======== INPUT RECORDS
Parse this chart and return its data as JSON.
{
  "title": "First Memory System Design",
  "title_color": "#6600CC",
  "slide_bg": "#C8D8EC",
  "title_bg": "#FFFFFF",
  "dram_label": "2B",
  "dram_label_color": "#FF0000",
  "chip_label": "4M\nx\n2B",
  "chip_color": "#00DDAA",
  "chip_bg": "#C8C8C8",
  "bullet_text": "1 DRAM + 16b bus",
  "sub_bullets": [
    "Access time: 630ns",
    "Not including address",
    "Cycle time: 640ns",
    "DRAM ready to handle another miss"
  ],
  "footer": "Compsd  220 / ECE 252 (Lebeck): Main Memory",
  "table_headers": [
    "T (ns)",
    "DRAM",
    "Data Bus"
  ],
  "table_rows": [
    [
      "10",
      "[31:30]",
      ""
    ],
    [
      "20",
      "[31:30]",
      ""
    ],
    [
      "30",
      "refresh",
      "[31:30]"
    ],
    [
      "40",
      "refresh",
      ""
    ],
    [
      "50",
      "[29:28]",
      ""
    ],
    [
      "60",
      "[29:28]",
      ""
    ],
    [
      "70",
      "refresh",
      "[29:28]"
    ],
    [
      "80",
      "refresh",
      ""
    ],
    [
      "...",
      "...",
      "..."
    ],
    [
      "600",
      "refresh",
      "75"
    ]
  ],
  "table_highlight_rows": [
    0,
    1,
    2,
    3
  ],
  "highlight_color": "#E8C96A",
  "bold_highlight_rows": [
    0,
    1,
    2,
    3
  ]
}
================
BRIEF: Extract each line from the listing above, please, and repeat it exactly.

ANSWER FOR THIS EXERCISE:
Parse this chart and return its data as JSON.
{
  "title": "First Memory System Design",
  "title_color": "#6600CC",
  "slide_bg": "#C8D8EC",
  "title_bg": "#FFFFFF",
  "dram_label": "2B",
  "dram_label_color": "#FF0000",
  "chip_label": "4M\nx\n2B",
  "chip_color": "#00DDAA",
  "chip_bg": "#C8C8C8",
  "bullet_text": "1 DRAM + 16b bus",
  "sub_bullets": [
    "Access time: 630ns",
    "Not including address",
    "Cycle time: 640ns",
    "DRAM ready to handle another miss"
  ],
  "footer": "Compsd  220 / ECE 252 (Lebeck): Main Memory",
  "table_headers": [
    "T (ns)",
    "DRAM",
    "Data Bus"
  ],
  "table_rows": [
    [
      "10",
      "[31:30]",
      ""
    ],
    [
      "20",
      "[31:30]",
      ""
    ],
    [
      "30",
      "refresh",
      "[31:30]"
    ],
    [
      "40",
      "refresh",
      ""
    ],
    [
      "50",
      "[29:28]",
      ""
    ],
    [
      "60",
      "[29:28]",
      ""
    ],
    [
      "70",
      "refresh",
      "[29:28]"
    ],
    [
      "80",
      "refresh",
      ""
    ],
    [
      "...",
      "...",
      "..."
    ],
    [
      "600",
      "refresh",
      "75"
    ]
  ],
  "table_highlight_rows": [
    0,
    1,
    2,
    3
  ],
  "highlight_color": "#E8C96A",
  "bold_highlight_rows": [
    0,
    1,
    2,
    3
  ]
}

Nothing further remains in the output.